◆ Objective ◆
Lines containing "list" are to be counted. Report the count alone.

====== Materials provided

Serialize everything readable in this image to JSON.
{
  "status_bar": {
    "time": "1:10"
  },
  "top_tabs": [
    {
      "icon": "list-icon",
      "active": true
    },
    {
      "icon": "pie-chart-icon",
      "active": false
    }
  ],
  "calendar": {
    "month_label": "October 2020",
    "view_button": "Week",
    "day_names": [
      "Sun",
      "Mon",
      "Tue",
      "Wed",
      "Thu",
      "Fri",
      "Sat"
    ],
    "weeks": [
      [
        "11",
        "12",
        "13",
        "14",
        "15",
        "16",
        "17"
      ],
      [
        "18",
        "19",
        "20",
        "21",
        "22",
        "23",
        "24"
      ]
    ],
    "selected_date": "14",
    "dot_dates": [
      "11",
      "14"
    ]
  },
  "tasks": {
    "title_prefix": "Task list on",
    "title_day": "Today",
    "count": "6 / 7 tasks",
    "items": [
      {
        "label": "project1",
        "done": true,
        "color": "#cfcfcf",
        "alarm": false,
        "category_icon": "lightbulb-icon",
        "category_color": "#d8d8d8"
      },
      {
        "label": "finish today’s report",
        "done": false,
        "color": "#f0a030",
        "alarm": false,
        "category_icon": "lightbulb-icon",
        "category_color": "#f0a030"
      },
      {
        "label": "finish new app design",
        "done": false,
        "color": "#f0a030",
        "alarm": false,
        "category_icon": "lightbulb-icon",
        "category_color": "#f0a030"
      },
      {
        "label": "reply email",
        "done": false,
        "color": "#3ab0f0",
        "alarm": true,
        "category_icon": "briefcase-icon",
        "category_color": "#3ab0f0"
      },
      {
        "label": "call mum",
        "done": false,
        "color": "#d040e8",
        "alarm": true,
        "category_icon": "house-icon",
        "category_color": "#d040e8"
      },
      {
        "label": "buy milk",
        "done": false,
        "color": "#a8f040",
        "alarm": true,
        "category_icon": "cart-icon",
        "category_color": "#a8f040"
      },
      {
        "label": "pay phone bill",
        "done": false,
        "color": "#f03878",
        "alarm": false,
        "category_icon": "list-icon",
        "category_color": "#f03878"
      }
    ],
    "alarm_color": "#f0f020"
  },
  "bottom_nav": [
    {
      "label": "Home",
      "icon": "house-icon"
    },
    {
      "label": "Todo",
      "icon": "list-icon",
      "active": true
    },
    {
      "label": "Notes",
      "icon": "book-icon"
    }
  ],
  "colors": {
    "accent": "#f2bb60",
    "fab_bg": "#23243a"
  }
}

============
====== Materials provided

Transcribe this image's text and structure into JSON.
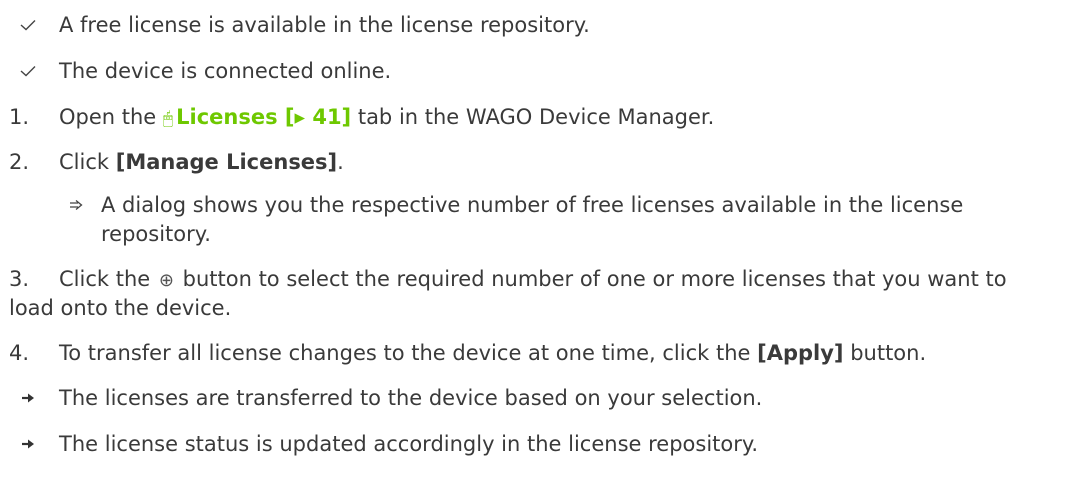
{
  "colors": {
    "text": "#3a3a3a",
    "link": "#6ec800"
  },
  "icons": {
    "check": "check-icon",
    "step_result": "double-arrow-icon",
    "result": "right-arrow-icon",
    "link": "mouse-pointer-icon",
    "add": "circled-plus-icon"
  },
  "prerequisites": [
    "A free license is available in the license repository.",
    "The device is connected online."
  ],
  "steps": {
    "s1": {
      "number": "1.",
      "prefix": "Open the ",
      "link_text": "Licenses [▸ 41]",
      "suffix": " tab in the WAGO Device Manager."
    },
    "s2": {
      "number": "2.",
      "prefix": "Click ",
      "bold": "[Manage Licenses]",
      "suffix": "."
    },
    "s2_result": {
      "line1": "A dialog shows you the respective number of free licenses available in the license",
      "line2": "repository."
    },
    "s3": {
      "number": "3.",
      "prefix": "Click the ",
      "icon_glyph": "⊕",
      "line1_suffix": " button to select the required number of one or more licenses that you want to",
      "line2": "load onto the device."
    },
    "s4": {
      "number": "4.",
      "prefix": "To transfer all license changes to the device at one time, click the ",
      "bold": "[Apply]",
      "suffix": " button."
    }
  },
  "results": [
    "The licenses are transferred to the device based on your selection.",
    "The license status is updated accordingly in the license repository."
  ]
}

============

◆ Full response ◆
4